Chart and figure data

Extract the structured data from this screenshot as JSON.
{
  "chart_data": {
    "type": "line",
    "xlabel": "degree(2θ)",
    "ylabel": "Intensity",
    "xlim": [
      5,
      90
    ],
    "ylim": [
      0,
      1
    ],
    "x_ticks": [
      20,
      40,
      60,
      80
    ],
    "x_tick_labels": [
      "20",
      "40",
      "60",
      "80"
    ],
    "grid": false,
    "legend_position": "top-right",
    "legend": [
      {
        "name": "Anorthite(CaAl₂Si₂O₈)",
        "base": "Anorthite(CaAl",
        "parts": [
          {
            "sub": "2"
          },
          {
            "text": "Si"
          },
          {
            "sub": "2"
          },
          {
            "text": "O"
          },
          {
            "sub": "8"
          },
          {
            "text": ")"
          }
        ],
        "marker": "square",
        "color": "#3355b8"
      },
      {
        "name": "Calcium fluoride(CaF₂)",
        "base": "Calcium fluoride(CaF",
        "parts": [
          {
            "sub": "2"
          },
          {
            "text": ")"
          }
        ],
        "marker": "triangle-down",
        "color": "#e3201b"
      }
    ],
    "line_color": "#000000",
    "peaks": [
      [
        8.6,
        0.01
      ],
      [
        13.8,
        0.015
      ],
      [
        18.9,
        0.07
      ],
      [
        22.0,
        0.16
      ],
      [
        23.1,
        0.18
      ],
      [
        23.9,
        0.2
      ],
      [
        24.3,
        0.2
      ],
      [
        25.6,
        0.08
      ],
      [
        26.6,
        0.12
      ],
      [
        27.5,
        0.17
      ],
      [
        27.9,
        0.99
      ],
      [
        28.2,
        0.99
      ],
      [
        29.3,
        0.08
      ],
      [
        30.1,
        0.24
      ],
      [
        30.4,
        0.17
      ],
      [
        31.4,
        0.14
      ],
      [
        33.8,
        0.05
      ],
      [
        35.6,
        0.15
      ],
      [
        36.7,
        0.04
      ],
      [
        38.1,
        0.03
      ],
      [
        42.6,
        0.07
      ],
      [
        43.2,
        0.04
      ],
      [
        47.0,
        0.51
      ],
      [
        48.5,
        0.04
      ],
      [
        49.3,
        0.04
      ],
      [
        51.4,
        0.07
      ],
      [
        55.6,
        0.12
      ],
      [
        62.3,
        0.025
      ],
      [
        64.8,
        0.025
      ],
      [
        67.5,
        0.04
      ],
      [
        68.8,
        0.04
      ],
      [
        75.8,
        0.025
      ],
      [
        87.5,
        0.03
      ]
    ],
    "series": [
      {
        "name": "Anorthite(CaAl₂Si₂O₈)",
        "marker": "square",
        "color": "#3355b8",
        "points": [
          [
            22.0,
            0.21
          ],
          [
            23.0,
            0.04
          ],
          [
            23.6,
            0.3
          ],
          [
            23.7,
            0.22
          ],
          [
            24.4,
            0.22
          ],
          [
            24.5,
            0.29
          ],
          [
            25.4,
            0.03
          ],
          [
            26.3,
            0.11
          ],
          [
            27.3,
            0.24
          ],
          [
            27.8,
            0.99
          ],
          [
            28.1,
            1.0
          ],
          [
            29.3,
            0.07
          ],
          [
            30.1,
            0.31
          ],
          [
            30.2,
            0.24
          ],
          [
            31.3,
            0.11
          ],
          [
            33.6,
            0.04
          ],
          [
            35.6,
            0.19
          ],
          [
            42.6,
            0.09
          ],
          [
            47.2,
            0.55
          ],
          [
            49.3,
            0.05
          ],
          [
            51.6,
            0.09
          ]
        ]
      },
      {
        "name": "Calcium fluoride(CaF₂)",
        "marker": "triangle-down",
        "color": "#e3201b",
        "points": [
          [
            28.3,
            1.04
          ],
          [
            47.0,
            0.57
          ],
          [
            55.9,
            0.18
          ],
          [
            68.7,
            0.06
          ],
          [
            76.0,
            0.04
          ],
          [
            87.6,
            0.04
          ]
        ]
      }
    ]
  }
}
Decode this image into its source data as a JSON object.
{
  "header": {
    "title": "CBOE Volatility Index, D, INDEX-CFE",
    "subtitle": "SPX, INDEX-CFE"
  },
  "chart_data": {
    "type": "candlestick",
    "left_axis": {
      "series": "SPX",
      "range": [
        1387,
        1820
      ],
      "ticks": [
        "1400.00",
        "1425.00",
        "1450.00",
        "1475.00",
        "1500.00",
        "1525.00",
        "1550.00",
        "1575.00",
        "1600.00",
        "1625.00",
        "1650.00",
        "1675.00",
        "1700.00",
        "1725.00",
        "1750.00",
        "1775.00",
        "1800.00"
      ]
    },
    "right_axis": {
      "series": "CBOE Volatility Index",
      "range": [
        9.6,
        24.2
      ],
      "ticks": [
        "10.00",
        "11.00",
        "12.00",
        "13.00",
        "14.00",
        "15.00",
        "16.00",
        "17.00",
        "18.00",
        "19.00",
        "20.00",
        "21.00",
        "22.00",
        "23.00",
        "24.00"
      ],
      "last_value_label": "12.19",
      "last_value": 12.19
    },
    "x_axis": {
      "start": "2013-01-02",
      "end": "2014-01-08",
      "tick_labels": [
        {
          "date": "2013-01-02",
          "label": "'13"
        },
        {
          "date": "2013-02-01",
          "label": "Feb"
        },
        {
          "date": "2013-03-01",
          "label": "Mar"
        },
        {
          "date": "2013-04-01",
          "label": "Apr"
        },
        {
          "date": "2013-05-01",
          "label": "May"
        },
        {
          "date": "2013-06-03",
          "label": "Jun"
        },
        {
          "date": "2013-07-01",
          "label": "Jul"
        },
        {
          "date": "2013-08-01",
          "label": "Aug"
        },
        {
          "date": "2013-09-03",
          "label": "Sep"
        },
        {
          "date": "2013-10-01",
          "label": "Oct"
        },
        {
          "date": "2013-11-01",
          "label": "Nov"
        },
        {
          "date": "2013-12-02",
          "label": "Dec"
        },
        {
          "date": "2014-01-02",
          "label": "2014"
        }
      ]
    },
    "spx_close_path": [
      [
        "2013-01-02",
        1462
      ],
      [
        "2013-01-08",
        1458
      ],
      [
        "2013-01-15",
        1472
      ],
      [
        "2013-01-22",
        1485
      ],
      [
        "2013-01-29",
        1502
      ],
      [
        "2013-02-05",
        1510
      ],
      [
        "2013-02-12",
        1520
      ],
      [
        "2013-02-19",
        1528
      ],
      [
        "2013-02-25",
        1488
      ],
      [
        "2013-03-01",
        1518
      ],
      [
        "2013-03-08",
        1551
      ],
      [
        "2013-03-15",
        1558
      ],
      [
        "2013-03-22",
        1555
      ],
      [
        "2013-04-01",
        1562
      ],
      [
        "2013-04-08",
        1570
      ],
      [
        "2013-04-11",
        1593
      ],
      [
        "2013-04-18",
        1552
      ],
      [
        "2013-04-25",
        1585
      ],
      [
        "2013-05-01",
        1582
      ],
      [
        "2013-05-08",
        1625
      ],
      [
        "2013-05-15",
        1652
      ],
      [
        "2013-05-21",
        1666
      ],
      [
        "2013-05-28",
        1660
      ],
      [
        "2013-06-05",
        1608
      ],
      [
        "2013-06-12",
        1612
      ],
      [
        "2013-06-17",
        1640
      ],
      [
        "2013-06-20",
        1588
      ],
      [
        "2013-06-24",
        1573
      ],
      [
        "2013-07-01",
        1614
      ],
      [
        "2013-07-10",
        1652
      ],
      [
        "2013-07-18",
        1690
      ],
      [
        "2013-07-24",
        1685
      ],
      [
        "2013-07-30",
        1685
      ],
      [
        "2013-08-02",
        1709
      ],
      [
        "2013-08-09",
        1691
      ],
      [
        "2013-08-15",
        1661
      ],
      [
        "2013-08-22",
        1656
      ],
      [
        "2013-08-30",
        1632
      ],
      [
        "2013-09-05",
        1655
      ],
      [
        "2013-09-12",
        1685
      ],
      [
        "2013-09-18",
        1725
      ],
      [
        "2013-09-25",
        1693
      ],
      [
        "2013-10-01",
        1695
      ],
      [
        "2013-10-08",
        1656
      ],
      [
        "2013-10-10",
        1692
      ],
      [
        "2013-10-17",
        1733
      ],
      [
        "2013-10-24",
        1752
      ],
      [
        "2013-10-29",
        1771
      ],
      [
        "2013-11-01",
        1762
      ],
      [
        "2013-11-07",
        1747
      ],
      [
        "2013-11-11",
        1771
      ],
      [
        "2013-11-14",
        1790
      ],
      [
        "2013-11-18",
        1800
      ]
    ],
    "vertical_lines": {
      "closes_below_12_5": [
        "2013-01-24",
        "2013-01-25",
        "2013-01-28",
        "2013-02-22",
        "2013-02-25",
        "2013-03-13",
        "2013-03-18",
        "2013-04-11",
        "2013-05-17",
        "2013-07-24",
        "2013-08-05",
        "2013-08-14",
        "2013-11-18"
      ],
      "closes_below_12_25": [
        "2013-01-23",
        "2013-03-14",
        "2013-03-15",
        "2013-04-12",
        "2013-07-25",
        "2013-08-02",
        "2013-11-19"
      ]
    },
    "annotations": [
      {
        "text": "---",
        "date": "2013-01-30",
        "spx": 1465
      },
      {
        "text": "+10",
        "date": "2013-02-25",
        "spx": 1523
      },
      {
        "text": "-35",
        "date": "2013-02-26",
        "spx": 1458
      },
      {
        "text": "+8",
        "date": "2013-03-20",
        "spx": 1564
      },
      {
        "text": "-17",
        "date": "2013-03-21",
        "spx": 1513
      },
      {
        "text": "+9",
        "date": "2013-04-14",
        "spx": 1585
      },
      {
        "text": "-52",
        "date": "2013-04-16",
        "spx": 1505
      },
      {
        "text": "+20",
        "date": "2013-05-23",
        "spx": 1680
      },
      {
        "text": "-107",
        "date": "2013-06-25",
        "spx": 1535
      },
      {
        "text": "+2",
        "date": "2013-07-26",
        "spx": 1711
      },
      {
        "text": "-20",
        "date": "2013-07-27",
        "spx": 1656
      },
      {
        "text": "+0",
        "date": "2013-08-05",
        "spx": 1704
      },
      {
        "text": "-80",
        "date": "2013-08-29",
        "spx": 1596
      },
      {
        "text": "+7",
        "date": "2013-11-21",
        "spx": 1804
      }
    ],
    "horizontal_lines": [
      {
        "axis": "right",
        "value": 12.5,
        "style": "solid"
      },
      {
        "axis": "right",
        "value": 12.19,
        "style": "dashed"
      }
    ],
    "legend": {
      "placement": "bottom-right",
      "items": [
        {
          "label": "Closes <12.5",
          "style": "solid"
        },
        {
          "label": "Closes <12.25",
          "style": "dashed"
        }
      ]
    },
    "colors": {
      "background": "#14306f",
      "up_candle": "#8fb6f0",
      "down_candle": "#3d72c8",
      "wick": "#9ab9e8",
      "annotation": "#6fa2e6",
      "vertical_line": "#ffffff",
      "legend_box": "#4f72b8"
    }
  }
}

— Directive —
Tell how many lines in the material contain the word "CBOE". Only the number is wanted.

— Task answer —
2